| Directions |
For each line that holds "JSON", copy the line out.

| Material for the task |
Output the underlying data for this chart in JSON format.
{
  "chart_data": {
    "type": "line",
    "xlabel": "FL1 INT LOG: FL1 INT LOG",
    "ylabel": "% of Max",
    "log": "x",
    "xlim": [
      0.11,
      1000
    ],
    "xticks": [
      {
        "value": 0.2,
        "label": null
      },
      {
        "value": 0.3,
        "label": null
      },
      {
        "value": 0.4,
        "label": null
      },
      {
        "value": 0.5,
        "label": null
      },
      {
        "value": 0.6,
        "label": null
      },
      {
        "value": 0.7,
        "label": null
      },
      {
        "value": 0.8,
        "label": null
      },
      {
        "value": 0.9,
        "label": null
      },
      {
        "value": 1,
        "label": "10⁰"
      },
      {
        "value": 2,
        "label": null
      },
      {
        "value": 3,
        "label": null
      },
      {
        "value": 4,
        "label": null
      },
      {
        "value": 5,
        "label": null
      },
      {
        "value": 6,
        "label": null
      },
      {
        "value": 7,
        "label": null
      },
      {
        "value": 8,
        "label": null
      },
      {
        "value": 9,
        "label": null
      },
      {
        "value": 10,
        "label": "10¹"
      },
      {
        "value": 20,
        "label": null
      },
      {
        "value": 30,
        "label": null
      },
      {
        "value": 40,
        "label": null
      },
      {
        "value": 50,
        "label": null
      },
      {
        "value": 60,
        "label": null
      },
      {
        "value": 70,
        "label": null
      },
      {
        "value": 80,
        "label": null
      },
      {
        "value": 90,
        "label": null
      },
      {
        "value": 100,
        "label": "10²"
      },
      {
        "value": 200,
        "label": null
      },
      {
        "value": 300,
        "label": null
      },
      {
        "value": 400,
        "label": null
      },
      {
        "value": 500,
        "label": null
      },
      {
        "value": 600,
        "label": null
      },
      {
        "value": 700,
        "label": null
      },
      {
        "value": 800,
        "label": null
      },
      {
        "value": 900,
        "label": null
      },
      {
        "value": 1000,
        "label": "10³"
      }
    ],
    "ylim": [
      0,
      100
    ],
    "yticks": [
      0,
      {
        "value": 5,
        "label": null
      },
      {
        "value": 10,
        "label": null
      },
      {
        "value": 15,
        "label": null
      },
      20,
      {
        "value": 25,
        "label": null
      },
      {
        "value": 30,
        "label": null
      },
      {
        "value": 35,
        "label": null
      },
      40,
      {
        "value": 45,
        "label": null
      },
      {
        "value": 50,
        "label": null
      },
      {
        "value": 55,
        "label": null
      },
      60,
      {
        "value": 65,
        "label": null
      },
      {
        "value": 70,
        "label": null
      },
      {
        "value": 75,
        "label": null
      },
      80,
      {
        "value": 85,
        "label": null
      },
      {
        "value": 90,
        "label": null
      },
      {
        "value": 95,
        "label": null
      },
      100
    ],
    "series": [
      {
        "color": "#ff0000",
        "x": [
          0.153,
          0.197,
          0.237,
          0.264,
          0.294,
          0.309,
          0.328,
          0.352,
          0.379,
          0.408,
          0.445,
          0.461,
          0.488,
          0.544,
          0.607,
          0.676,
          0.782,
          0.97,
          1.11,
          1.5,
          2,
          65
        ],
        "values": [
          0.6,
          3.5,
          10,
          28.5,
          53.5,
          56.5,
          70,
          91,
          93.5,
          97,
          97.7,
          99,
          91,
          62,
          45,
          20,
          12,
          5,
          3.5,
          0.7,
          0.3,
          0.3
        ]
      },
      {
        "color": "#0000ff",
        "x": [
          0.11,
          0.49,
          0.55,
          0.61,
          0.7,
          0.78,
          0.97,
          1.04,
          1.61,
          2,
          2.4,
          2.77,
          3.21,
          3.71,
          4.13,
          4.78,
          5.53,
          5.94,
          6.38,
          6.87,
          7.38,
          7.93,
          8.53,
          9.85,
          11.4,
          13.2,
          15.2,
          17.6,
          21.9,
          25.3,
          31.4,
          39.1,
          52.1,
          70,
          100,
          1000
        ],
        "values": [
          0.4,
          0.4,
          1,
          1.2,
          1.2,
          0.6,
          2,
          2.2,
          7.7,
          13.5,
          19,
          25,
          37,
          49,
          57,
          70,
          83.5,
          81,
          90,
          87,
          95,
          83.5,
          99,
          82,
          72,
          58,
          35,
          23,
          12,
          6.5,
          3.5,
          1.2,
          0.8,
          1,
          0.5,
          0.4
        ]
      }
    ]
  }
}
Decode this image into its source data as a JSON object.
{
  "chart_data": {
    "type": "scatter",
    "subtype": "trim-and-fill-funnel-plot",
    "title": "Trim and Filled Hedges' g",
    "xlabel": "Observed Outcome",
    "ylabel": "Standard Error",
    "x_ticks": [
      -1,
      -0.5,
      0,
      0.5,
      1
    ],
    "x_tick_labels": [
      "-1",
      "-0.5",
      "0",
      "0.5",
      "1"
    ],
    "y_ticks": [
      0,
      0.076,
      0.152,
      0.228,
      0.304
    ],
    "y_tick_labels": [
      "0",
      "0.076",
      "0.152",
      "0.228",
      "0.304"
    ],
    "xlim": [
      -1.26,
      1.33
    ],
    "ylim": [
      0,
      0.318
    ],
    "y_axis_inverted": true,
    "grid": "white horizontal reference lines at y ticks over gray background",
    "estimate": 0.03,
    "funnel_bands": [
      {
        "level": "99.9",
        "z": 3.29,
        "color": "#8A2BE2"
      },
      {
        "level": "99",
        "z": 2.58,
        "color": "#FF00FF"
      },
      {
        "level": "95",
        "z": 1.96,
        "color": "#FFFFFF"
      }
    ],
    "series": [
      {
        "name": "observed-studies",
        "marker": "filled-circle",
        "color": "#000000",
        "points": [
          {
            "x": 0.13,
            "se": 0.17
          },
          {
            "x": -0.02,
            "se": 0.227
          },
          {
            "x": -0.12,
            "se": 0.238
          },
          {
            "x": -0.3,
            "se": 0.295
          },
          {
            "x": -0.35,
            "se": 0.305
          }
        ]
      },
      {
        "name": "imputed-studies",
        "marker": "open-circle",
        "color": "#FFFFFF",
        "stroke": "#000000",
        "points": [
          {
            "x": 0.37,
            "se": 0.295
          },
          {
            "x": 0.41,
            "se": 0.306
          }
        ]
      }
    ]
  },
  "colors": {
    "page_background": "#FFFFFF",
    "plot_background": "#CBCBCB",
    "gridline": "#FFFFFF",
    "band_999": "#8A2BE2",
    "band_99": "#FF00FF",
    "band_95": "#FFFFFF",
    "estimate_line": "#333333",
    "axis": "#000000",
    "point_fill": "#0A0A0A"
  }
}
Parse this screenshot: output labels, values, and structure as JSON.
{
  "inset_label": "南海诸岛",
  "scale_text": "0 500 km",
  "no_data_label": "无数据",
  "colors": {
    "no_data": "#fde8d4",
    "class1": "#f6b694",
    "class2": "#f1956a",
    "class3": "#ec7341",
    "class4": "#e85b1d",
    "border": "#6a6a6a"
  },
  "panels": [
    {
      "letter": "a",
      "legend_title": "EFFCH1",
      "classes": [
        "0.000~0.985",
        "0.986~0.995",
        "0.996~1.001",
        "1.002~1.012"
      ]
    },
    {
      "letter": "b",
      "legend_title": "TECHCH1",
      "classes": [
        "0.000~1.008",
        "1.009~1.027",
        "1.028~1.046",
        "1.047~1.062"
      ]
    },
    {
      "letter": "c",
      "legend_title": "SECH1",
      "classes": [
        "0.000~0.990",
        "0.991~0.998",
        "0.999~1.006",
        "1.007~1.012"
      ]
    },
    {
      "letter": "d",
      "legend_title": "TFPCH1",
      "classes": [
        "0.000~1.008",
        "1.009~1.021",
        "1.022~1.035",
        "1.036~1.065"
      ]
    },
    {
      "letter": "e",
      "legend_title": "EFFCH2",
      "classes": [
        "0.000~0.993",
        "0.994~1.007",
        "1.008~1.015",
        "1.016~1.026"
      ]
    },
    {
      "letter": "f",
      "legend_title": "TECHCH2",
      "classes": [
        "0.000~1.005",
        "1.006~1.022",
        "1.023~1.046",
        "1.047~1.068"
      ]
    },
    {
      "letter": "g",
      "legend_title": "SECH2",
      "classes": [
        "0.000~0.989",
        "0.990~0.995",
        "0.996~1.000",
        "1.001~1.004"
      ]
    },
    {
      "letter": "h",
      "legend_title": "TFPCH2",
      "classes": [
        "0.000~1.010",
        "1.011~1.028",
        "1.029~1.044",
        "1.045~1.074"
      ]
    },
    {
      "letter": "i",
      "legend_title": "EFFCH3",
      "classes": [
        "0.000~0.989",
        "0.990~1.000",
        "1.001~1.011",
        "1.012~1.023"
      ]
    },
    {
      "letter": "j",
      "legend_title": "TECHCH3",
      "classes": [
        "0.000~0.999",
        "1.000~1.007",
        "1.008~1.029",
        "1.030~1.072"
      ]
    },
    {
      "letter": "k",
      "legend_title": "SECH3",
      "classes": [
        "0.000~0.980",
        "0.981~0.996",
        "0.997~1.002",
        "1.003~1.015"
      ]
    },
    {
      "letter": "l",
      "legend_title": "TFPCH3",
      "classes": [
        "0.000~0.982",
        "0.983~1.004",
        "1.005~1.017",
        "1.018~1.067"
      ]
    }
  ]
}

| Exercise output |
Output the underlying data for this chart in JSON format.
Decode this image into its source data as a JSON object.
Parse this screenshot: output labels, values, and structure as JSON.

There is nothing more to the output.